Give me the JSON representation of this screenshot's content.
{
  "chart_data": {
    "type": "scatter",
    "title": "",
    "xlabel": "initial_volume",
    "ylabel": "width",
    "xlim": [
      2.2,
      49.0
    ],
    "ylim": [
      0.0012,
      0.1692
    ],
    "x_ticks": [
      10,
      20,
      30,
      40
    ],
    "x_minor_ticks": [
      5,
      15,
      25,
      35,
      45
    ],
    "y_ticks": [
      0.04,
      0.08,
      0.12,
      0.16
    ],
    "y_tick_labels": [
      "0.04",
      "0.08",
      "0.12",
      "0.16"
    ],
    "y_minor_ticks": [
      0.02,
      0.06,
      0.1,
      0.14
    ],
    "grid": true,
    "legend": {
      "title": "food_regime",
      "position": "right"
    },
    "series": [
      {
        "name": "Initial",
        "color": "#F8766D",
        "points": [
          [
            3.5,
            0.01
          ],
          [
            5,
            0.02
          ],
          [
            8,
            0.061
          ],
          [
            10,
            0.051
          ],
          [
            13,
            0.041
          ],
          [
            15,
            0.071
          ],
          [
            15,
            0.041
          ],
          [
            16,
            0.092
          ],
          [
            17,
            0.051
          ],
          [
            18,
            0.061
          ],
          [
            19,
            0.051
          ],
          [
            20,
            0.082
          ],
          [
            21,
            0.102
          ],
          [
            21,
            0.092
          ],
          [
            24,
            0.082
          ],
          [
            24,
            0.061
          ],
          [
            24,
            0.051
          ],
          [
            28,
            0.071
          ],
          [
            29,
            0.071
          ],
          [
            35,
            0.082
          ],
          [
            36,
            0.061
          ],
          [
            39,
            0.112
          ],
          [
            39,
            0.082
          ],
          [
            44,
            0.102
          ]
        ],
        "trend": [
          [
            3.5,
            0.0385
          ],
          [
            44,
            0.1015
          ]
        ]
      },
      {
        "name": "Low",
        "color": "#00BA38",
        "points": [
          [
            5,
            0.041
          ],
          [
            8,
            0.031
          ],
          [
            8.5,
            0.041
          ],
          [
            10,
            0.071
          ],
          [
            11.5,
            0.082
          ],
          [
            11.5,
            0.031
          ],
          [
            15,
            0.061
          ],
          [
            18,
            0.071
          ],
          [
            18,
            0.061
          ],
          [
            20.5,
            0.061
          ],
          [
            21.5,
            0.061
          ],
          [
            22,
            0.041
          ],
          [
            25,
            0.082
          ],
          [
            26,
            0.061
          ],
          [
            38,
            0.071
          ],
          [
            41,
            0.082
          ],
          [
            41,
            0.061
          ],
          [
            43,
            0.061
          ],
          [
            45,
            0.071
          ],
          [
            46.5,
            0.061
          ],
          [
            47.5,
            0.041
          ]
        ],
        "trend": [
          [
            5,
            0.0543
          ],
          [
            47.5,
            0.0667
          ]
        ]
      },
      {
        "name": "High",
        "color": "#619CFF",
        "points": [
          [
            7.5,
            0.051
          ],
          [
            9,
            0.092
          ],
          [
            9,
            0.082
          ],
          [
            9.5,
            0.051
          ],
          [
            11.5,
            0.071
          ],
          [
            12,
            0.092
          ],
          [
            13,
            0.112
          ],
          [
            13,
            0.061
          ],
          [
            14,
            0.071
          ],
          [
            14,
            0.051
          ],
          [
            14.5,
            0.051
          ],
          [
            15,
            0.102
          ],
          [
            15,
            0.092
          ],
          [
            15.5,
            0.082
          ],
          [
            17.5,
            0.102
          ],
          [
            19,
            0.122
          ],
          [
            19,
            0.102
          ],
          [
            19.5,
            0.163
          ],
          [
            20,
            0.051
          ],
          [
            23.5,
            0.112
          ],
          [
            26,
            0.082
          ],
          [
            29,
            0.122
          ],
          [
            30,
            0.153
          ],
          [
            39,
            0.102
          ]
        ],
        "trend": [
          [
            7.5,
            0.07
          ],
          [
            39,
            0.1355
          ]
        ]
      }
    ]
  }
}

---

PROBLEM TO WORK ON ▸
Write the entire listing out again, word for word.

EXERCISE SOLUTION ▸
Give me the JSON representation of this screenshot's content.
{
  "chart_data": {
    "type": "scatter",
    "title": "",
    "xlabel": "initial_volume",
    "ylabel": "width",
    "xlim": [
      2.2,
      49.0
    ],
    "ylim": [
      0.0012,
      0.1692
    ],
    "x_ticks": [
      10,
      20,
      30,
      40
    ],
    "x_minor_ticks": [
      5,
      15,
      25,
      35,
      45
    ],
    "y_ticks": [
      0.04,
      0.08,
      0.12,
      0.16
    ],
    "y_tick_labels": [
      "0.04",
      "0.08",
      "0.12",
      "0.16"
    ],
    "y_minor_ticks": [
      0.02,
      0.06,
      0.1,
      0.14
    ],
    "grid": true,
    "legend": {
      "title": "food_regime",
      "position": "right"
    },
    "series": [
      {
        "name": "Initial",
        "color": "#F8766D",
        "points": [
          [
            3.5,
            0.01
          ],
          [
            5,
            0.02
          ],
          [
            8,
            0.061
          ],
          [
            10,
            0.051
          ],
          [
            13,
            0.041
          ],
          [
            15,
            0.071
          ],
          [
            15,
            0.041
          ],
          [
            16,
            0.092
          ],
          [
            17,
            0.051
          ],
          [
            18,
            0.061
          ],
          [
            19,
            0.051
          ],
          [
            20,
            0.082
          ],
          [
            21,
            0.102
          ],
          [
            21,
            0.092
          ],
          [
            24,
            0.082
          ],
          [
            24,
            0.061
          ],
          [
            24,
            0.051
          ],
          [
            28,
            0.071
          ],
          [
            29,
            0.071
          ],
          [
            35,
            0.082
          ],
          [
            36,
            0.061
          ],
          [
            39,
            0.112
          ],
          [
            39,
            0.082
          ],
          [
            44,
            0.102
          ]
        ],
        "trend": [
          [
            3.5,
            0.0385
          ],
          [
            44,
            0.1015
          ]
        ]
      },
      {
        "name": "Low",
        "color": "#00BA38",
        "points": [
          [
            5,
            0.041
          ],
          [
            8,
            0.031
          ],
          [
            8.5,
            0.041
          ],
          [
            10,
            0.071
          ],
          [
            11.5,
            0.082
          ],
          [
            11.5,
            0.031
          ],
          [
            15,
            0.061
          ],
          [
            18,
            0.071
          ],
          [
            18,
            0.061
          ],
          [
            20.5,
            0.061
          ],
          [
            21.5,
            0.061
          ],
          [
            22,
            0.041
          ],
          [
            25,
            0.082
          ],
          [
            26,
            0.061
          ],
          [
            38,
            0.071
          ],
          [
            41,
            0.082
          ],
          [
            41,
            0.061
          ],
          [
            43,
            0.061
          ],
          [
            45,
            0.071
          ],
          [
            46.5,
            0.061
          ],
          [
            47.5,
            0.041
          ]
        ],
        "trend": [
          [
            5,
            0.0543
          ],
          [
            47.5,
            0.0667
          ]
        ]
      },
      {
        "name": "High",
        "color": "#619CFF",
        "points": [
          [
            7.5,
            0.051
          ],
          [
            9,
            0.092
          ],
          [
            9,
            0.082
          ],
          [
            9.5,
            0.051
          ],
          [
            11.5,
            0.071
          ],
          [
            12,
            0.092
          ],
          [
            13,
            0.112
          ],
          [
            13,
            0.061
          ],
          [
            14,
            0.071
          ],
          [
            14,
            0.051
          ],
          [
            14.5,
            0.051
          ],
          [
            15,
            0.102
          ],
          [
            15,
            0.092
          ],
          [
            15.5,
            0.082
          ],
          [
            17.5,
            0.102
          ],
          [
            19,
            0.122
          ],
          [
            19,
            0.102
          ],
          [
            19.5,
            0.163
          ],
          [
            20,
            0.051
          ],
          [
            23.5,
            0.112
          ],
          [
            26,
            0.082
          ],
          [
            29,
            0.122
          ],
          [
            30,
            0.153
          ],
          [
            39,
            0.102
          ]
        ],
        "trend": [
          [
            7.5,
            0.07
          ],
          [
            39,
            0.1355
          ]
        ]
      }
    ]
  }
}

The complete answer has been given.